### Task brief
Wherever the word "panel" appears in the entries, copy the whole line.

### Records
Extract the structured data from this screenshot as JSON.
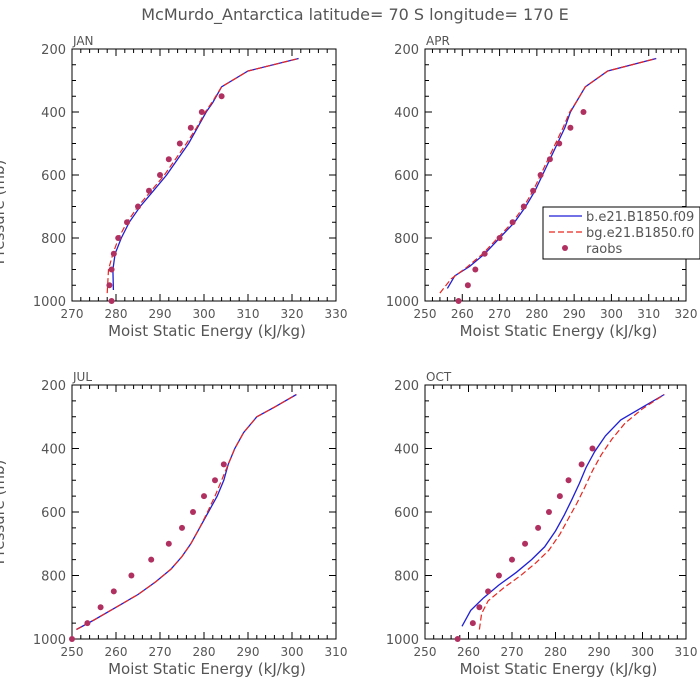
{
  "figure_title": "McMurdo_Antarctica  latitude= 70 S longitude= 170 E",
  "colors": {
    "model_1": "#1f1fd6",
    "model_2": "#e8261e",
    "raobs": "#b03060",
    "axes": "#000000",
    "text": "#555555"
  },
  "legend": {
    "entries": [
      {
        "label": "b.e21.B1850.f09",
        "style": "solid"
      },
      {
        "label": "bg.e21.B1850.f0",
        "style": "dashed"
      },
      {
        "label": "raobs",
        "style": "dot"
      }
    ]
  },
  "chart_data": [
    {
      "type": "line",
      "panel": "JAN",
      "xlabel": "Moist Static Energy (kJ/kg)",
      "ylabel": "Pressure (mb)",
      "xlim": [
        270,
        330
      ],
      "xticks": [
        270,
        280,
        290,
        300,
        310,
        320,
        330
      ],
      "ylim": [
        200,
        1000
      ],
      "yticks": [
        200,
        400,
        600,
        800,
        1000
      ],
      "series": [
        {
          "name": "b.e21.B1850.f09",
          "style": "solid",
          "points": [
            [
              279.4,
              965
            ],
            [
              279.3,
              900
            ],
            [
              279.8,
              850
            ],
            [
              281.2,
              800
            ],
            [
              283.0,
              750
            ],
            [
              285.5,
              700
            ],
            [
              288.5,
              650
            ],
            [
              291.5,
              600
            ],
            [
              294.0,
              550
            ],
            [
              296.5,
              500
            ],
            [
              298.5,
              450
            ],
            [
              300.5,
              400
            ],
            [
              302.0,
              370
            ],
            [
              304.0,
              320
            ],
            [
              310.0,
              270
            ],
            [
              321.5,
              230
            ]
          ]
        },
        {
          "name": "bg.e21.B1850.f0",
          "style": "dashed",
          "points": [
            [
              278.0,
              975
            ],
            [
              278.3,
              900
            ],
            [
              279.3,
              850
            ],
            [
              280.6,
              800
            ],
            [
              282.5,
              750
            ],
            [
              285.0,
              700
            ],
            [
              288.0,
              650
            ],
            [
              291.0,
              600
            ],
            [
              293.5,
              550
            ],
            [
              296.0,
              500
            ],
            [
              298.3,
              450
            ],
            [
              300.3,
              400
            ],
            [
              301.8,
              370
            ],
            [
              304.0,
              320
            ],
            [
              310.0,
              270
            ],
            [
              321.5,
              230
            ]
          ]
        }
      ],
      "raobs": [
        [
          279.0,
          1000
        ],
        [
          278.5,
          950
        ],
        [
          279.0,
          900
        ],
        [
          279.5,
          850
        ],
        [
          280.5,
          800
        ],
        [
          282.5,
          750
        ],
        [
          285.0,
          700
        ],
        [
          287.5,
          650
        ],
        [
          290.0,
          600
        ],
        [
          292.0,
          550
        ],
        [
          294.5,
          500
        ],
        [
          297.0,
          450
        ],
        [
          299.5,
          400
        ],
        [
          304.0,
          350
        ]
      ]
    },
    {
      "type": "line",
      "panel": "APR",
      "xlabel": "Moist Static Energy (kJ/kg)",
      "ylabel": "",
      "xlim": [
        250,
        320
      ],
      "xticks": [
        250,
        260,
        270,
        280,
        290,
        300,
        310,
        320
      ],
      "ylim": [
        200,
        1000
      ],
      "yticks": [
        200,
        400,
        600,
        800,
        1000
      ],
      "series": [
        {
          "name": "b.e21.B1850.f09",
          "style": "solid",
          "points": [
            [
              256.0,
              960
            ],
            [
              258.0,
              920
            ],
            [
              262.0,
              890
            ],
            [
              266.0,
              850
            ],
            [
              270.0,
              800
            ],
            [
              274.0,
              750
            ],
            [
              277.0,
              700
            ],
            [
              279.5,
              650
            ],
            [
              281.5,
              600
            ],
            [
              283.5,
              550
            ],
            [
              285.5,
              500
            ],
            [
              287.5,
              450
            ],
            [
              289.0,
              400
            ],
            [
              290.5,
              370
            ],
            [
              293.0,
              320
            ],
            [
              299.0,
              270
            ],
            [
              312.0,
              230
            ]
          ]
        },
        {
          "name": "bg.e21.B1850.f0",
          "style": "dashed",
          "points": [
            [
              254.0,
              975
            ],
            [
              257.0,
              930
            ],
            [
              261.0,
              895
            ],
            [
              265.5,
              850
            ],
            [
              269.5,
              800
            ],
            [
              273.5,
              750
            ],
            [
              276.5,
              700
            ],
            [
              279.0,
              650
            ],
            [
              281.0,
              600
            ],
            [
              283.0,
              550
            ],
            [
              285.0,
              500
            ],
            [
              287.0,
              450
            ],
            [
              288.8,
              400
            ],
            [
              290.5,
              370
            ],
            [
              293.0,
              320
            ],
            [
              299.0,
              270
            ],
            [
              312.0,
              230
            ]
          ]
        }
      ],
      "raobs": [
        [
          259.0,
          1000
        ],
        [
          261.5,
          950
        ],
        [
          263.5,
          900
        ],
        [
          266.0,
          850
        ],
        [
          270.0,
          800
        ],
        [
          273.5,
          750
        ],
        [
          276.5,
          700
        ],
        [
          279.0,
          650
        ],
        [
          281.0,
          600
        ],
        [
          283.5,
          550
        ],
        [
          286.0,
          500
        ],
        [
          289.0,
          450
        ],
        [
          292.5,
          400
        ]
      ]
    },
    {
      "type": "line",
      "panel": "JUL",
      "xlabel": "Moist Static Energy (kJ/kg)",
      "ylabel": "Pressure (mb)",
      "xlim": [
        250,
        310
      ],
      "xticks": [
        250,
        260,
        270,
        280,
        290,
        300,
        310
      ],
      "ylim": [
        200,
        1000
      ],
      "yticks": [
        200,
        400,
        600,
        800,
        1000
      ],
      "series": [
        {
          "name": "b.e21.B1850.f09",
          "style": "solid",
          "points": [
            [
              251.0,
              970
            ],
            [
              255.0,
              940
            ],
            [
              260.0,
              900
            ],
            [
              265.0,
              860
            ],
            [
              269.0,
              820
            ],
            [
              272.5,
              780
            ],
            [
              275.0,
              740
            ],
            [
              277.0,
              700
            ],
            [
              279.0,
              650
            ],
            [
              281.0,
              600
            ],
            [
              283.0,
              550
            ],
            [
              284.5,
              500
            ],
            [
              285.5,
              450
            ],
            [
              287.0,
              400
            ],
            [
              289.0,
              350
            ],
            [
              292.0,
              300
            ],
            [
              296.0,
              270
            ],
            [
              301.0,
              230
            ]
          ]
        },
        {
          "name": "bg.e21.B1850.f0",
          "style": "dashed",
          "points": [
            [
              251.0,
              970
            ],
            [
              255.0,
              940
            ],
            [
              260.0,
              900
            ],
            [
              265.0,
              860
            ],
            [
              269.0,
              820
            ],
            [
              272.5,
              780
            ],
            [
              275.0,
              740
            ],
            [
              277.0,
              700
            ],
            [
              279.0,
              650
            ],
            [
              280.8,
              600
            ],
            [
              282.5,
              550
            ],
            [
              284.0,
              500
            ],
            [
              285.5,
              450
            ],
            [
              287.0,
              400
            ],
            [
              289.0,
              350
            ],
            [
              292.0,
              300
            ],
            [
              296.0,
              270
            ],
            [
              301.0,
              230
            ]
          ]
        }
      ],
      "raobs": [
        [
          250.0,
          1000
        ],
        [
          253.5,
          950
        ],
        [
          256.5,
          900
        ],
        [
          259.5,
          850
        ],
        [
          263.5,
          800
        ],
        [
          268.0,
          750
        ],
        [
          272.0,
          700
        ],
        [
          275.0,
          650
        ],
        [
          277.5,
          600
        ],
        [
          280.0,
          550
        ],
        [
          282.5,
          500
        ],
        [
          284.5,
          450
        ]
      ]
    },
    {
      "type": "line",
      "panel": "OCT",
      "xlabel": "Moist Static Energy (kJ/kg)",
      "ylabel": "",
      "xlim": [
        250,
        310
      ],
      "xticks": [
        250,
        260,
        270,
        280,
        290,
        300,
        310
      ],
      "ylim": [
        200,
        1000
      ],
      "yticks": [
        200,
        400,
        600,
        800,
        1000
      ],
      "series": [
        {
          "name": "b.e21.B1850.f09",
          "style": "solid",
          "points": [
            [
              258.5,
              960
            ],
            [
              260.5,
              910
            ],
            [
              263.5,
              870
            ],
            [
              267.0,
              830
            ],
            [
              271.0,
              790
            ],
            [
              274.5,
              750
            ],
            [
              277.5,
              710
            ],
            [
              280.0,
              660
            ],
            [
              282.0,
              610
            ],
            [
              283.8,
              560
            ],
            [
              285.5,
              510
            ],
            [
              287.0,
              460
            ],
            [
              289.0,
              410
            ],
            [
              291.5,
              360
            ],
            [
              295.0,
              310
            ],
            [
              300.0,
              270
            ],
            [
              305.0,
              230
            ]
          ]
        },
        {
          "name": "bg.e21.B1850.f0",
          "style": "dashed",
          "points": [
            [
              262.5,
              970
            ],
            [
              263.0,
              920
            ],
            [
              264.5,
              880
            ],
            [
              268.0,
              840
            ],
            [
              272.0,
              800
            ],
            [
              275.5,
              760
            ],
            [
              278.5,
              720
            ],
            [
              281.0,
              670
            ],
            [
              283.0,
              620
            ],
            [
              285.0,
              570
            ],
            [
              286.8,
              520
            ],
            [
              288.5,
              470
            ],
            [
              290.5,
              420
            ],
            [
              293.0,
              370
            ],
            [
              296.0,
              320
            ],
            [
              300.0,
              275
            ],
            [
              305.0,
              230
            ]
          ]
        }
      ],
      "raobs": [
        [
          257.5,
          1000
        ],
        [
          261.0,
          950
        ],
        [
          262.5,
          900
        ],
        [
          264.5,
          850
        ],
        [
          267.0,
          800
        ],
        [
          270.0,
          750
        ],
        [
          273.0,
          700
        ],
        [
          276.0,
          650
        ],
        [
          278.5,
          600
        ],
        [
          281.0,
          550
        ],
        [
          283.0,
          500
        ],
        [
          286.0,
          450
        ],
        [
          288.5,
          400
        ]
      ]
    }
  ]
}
--
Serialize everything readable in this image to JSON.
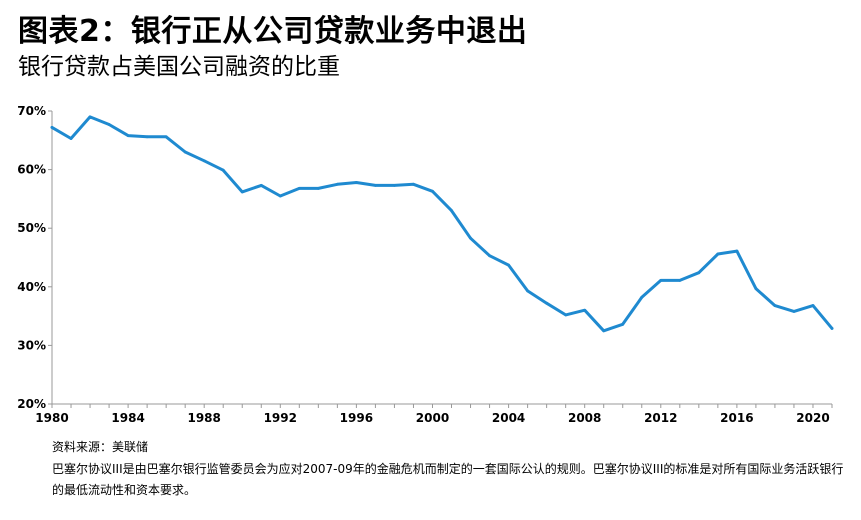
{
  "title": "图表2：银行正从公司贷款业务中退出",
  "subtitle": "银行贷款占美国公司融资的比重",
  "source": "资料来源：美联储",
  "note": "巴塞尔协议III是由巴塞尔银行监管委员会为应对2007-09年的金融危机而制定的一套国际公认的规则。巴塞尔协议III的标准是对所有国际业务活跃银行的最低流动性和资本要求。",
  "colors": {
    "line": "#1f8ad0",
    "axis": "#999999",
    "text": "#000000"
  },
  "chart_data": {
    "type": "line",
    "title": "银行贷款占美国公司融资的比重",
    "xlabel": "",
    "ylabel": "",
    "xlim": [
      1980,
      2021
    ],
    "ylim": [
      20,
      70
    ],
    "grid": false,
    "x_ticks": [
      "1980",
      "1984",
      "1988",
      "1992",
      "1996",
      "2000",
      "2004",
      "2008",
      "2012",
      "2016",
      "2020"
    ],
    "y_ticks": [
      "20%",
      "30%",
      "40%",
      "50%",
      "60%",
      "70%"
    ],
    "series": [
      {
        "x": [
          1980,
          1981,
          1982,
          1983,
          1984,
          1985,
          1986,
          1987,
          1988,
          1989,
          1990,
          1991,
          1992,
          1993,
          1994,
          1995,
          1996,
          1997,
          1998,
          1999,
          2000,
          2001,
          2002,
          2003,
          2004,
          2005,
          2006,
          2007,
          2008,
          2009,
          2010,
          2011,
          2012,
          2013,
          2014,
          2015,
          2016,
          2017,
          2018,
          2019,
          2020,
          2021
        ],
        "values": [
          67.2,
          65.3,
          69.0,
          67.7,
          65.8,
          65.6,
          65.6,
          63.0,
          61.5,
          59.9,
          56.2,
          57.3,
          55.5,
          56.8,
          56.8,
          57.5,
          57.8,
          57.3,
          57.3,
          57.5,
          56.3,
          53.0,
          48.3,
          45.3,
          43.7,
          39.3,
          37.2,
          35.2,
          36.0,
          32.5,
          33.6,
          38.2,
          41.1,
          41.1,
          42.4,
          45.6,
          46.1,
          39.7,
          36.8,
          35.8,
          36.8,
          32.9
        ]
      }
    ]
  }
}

### Answer below
      "panel": "JAN",
      "panel": "APR",
      "panel": "JUL",
      "panel": "OCT",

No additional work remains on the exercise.